What you should do → Reproduce every item below verbatim, leaving out the pictures.

Available data →
━━━━━━━━

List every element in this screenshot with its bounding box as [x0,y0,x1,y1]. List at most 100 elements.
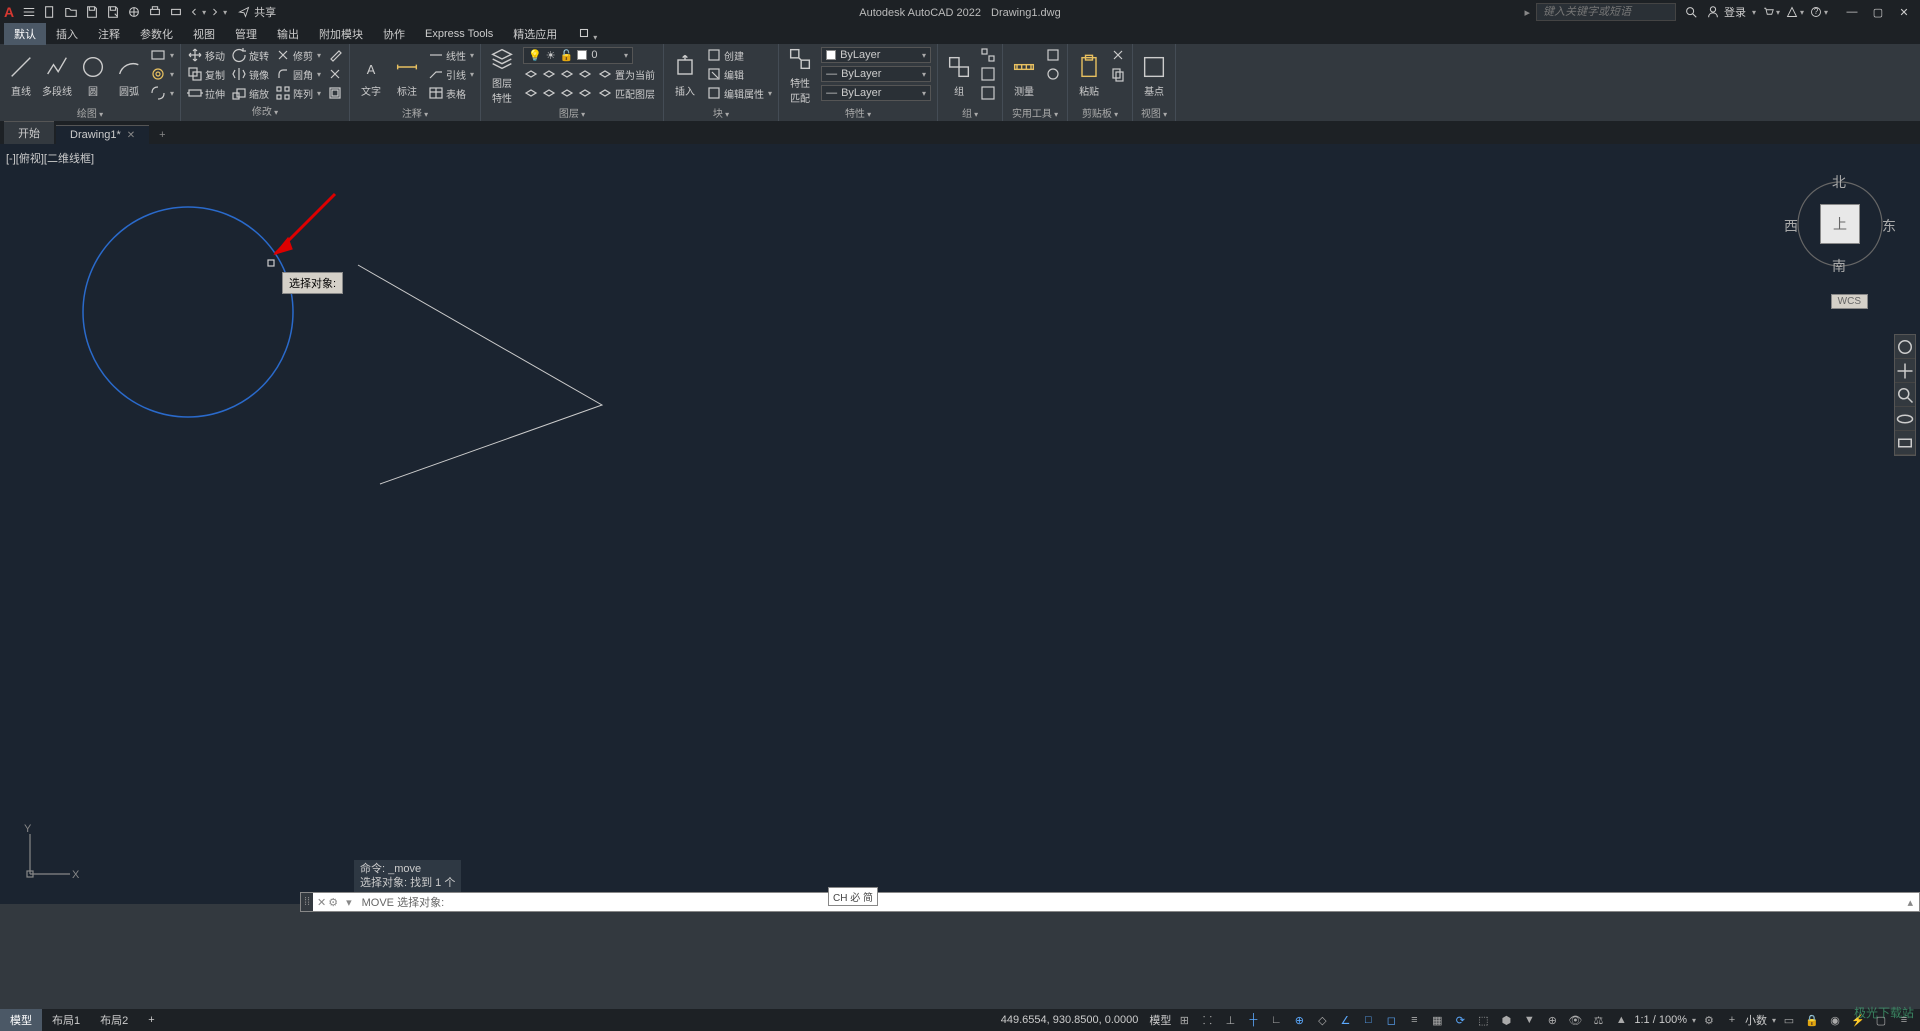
quick-props-icon[interactable]: ▭ [1779,1011,1799,1029]
osnap-icon[interactable]: ∠ [1335,1011,1355,1029]
tab-addins[interactable]: 附加模块 [309,23,373,45]
panel-layers-title[interactable]: 图层 [485,104,659,121]
edit-block-button[interactable]: 编辑 [704,65,774,83]
layer-icon[interactable] [541,66,557,82]
tab-drawing1[interactable]: Drawing1*✕ [56,125,149,144]
viewcube-west[interactable]: 西 [1784,216,1798,236]
new-icon[interactable] [41,3,59,21]
open-icon[interactable] [62,3,80,21]
polar-icon[interactable]: ⊕ [1289,1011,1309,1029]
mirror-button[interactable]: 镜像 [229,65,271,83]
edit-attr-button[interactable]: 编辑属性▾ [704,84,774,102]
annotation-visibility-icon[interactable]: 👁 [1565,1011,1585,1029]
wheel-icon[interactable] [1895,335,1915,359]
model-tab[interactable]: 模型 [0,1009,42,1031]
viewcube-east[interactable]: 东 [1882,216,1896,236]
cmd-grip-icon[interactable]: ⁞⁞ [301,893,313,911]
snap-icon[interactable]: ⸬ [1197,1011,1217,1029]
viewcube-south[interactable]: 南 [1832,256,1846,276]
transparency-icon[interactable]: ▦ [1427,1011,1447,1029]
ellipse-button[interactable]: ▾ [148,84,176,102]
3d-osnap-icon[interactable]: ⬚ [1473,1011,1493,1029]
save-icon[interactable] [83,3,101,21]
layout2-tab[interactable]: 布局2 [90,1009,138,1031]
orbit-icon[interactable] [1895,407,1915,431]
panel-block-title[interactable]: 块 [668,104,774,121]
line-button[interactable]: 直线 [4,46,38,104]
leader-button[interactable]: 引线▾ [426,65,476,83]
units-label[interactable]: 小数 [1745,1012,1767,1028]
tab-express[interactable]: Express Tools [415,25,503,43]
lineweight-combo[interactable]: —ByLayer▾ [819,65,933,83]
dynamic-input-icon[interactable]: ┼ [1243,1011,1263,1029]
circle-shape[interactable] [83,207,293,417]
otrack-icon[interactable]: □ [1358,1011,1378,1029]
layout1-tab[interactable]: 布局1 [42,1009,90,1031]
command-prompt[interactable]: MOVE 选择对象: [356,894,1902,910]
grid-icon[interactable]: ⊞ [1174,1011,1194,1029]
color-combo[interactable]: ByLayer▾ [819,46,933,64]
undo-icon[interactable]: ▾ [188,3,206,21]
2d-osnap-icon[interactable]: ◻ [1381,1011,1401,1029]
dimension-button[interactable]: 标注 [390,46,424,104]
layer-icon[interactable] [559,66,575,82]
panel-clipboard-title[interactable]: 剪贴板 [1072,104,1128,121]
layer-icon[interactable] [577,85,593,101]
search-input[interactable] [1536,3,1676,21]
lock-ui-icon[interactable]: 🔒 [1802,1011,1822,1029]
viewcube-top[interactable]: 上 [1820,204,1860,244]
layer-icon[interactable] [559,85,575,101]
hatch-button[interactable]: ▾ [148,65,176,83]
viewcube[interactable]: 上 北 西 东 南 [1790,174,1890,274]
wcs-badge[interactable]: WCS [1831,294,1868,309]
ortho-icon[interactable]: ∟ [1266,1011,1286,1029]
panel-annotation-title[interactable]: 注释 [354,104,476,121]
explode-button[interactable] [325,65,345,83]
search-icon[interactable] [1682,3,1700,21]
scale-button[interactable]: 缩放 [229,84,271,102]
cmd-recent-icon[interactable]: ▴ [1901,896,1919,909]
basepoint-button[interactable]: 基点 [1137,46,1171,104]
match-layer-button[interactable]: 匹配图层 [595,84,657,102]
web-icon[interactable] [125,3,143,21]
cycling-icon[interactable]: ⟳ [1450,1011,1470,1029]
command-line[interactable]: ⁞⁞ ✕ ⚙ ▾ MOVE 选择对象: ▴ [300,892,1920,912]
lineweight-icon[interactable]: ≡ [1404,1011,1424,1029]
layer-properties-button[interactable]: 图层 特性 [485,46,519,104]
gizmo-icon[interactable]: ⊕ [1542,1011,1562,1029]
paste-button[interactable]: 粘贴 [1072,46,1106,104]
isolate-icon[interactable]: ◉ [1825,1011,1845,1029]
autodesk-icon[interactable]: ▾ [1786,3,1804,21]
panel-view-title[interactable]: 视图 [1137,104,1171,121]
login-button[interactable]: 登录▾ [1706,4,1756,20]
util-button[interactable] [1043,46,1063,64]
tab-view[interactable]: 视图 [183,23,225,45]
minimize-button[interactable]: — [1840,3,1864,21]
tab-output[interactable]: 输出 [267,23,309,45]
tab-featured[interactable]: 精选应用 [503,23,567,45]
ungroup-button[interactable] [978,46,998,64]
tab-insert[interactable]: 插入 [46,23,88,45]
cmd-config-icon[interactable]: ⚙ [328,896,338,909]
cmd-close-icon[interactable]: ✕ [317,896,326,909]
annotation-monitor-icon[interactable]: + [1722,1011,1742,1029]
array-button[interactable]: 阵列▾ [273,84,323,102]
tab-default[interactable]: 默认 [4,23,46,45]
insert-block-button[interactable]: 插入 [668,46,702,104]
zoom-icon[interactable] [1895,383,1915,407]
pan-icon[interactable] [1895,359,1915,383]
erase-button[interactable] [325,46,345,64]
add-layout-button[interactable]: + [138,1011,164,1029]
tab-collaborate[interactable]: 协作 [373,23,415,45]
drawing-canvas[interactable]: [-][俯视][二维线框] 选择对象: 上 北 西 东 南 WCS Y X [0,144,1920,904]
cart-icon[interactable]: ▾ [1762,3,1780,21]
move-button[interactable]: 移动 [185,46,227,64]
offset-button[interactable] [325,84,345,102]
viewport-label[interactable]: [-][俯视][二维线框] [6,150,94,166]
showmotion-icon[interactable] [1895,431,1915,455]
viewcube-north[interactable]: 北 [1832,172,1846,192]
layer-combo[interactable]: 💡☀🔓0▾ [521,46,659,64]
tab-annotate[interactable]: 注释 [88,23,130,45]
create-block-button[interactable]: 创建 [704,46,774,64]
stretch-button[interactable]: 拉伸 [185,84,227,102]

━━━━━━━━

Task output →
List every element in this screenshot with its bounding box as [x0,y0,x1,y1]. List at most 100 elements.
quick-props-icon[interactable]: ▭ [1779,1011,1799,1029]
osnap-icon[interactable]: ∠ [1335,1011,1355,1029]
tab-addins[interactable]: 附加模块 [309,23,373,45]
panel-layers-title[interactable]: 图层 [485,104,659,121]
edit-block-button[interactable]: 编辑 [704,65,774,83]
layer-icon[interactable] [541,66,557,82]
tab-drawing1[interactable]: Drawing1*✕ [56,125,149,144]
viewcube-west[interactable]: 西 [1784,216,1798,236]
new-icon[interactable] [41,3,59,21]
open-icon[interactable] [62,3,80,21]
polar-icon[interactable]: ⊕ [1289,1011,1309,1029]
mirror-button[interactable]: 镜像 [229,65,271,83]
edit-attr-button[interactable]: 编辑属性▾ [704,84,774,102]
annotation-visibility-icon[interactable]: 👁 [1565,1011,1585,1029]
wheel-icon[interactable] [1895,335,1915,359]
model-tab[interactable]: 模型 [0,1009,42,1031]
viewcube-east[interactable]: 东 [1882,216,1896,236]
cmd-grip-icon[interactable]: ⁞⁞ [301,893,313,911]
snap-icon[interactable]: ⸬ [1197,1011,1217,1029]
viewcube-south[interactable]: 南 [1832,256,1846,276]
transparency-icon[interactable]: ▦ [1427,1011,1447,1029]
ellipse-button[interactable]: ▾ [148,84,176,102]
3d-osnap-icon[interactable]: ⬚ [1473,1011,1493,1029]
save-icon[interactable] [83,3,101,21]
layout2-tab[interactable]: 布局2 [90,1009,138,1031]
orbit-icon[interactable] [1895,407,1915,431]
panel-block-title[interactable]: 块 [668,104,774,121]
line-button[interactable]: 直线 [4,46,38,104]
leader-button[interactable]: 引线▾ [426,65,476,83]
units-label[interactable]: 小数 [1745,1012,1767,1028]
tab-express[interactable]: Express Tools [415,25,503,43]
lineweight-combo[interactable]: —ByLayer▾ [819,65,933,83]
dynamic-input-icon[interactable]: ┼ [1243,1011,1263,1029]
circle-shape[interactable] [83,207,293,417]
otrack-icon[interactable]: □ [1358,1011,1378,1029]
layout1-tab[interactable]: 布局1 [42,1009,90,1031]
command-prompt[interactable]: MOVE 选择对象: [356,894,1902,910]
grid-icon[interactable]: ⊞ [1174,1011,1194,1029]
color-combo[interactable]: ByLayer▾ [819,46,933,64]
undo-icon[interactable]: ▾ [188,3,206,21]
2d-osnap-icon[interactable]: ◻ [1381,1011,1401,1029]
dimension-button[interactable]: 标注 [390,46,424,104]
layer-icon[interactable] [559,66,575,82]
panel-clipboard-title[interactable]: 剪贴板 [1072,104,1128,121]
layer-icon[interactable] [577,85,593,101]
search-input[interactable] [1536,3,1676,21]
lock-ui-icon[interactable]: 🔒 [1802,1011,1822,1029]
viewcube-top[interactable]: 上 [1820,204,1860,244]
layer-icon[interactable] [559,85,575,101]
hatch-button[interactable]: ▾ [148,65,176,83]
viewcube[interactable]: 上 北 西 东 南 [1790,174,1890,274]
wcs-badge[interactable]: WCS [1831,294,1868,309]
ortho-icon[interactable]: ∟ [1266,1011,1286,1029]
panel-annotation-title[interactable]: 注释 [354,104,476,121]
explode-button[interactable] [325,65,345,83]
search-icon[interactable] [1682,3,1700,21]
scale-button[interactable]: 缩放 [229,84,271,102]
cmd-recent-icon[interactable]: ▴ [1901,896,1919,909]
basepoint-button[interactable]: 基点 [1137,46,1171,104]
match-layer-button[interactable]: 匹配图层 [595,84,657,102]
web-icon[interactable] [125,3,143,21]
cycling-icon[interactable]: ⟳ [1450,1011,1470,1029]
command-line[interactable]: ⁞⁞ ✕ ⚙ ▾ MOVE 选择对象: ▴ [300,892,1920,912]
lineweight-icon[interactable]: ≡ [1404,1011,1424,1029]
layer-properties-button[interactable]: 图层 特性 [485,46,519,104]
gizmo-icon[interactable]: ⊕ [1542,1011,1562,1029]
paste-button[interactable]: 粘贴 [1072,46,1106,104]
isolate-icon[interactable]: ◉ [1825,1011,1845,1029]
autodesk-icon[interactable]: ▾ [1786,3,1804,21]
panel-view-title[interactable]: 视图 [1137,104,1171,121]
login-button[interactable]: 登录▾ [1706,4,1756,20]
util-button[interactable] [1043,46,1063,64]
tab-view[interactable]: 视图 [183,23,225,45]
minimize-button[interactable]: — [1840,3,1864,21]
tab-output[interactable]: 输出 [267,23,309,45]
tab-featured[interactable]: 精选应用 [503,23,567,45]
ungroup-button[interactable] [978,46,998,64]
tab-insert[interactable]: 插入 [46,23,88,45]
cmd-config-icon[interactable]: ⚙ [328,896,338,909]
cmd-close-icon[interactable]: ✕ [317,896,326,909]
annotation-monitor-icon[interactable]: + [1722,1011,1742,1029]
array-button[interactable]: 阵列▾ [273,84,323,102]
tab-default[interactable]: 默认 [4,23,46,45]
insert-block-button[interactable]: 插入 [668,46,702,104]
zoom-icon[interactable] [1895,383,1915,407]
pan-icon[interactable] [1895,359,1915,383]
erase-button[interactable] [325,46,345,64]
add-layout-button[interactable]: + [138,1011,164,1029]
tab-collaborate[interactable]: 协作 [373,23,415,45]
drawing-canvas[interactable]: [-][俯视][二维线框] 选择对象: 上 北 西 东 南 WCS Y X [0,144,1920,904]
cart-icon[interactable]: ▾ [1762,3,1780,21]
move-button[interactable]: 移动 [185,46,227,64]
offset-button[interactable] [325,84,345,102]
viewport-label[interactable]: [-][俯视][二维线框] [6,150,94,166]
showmotion-icon[interactable] [1895,431,1915,455]
viewcube-north[interactable]: 北 [1832,172,1846,192]
layer-combo[interactable]: 💡☀🔓0▾ [521,46,659,64]
tab-annotate[interactable]: 注释 [88,23,130,45]
create-block-button[interactable]: 创建 [704,46,774,64]
stretch-button[interactable]: 拉伸 [185,84,227,102]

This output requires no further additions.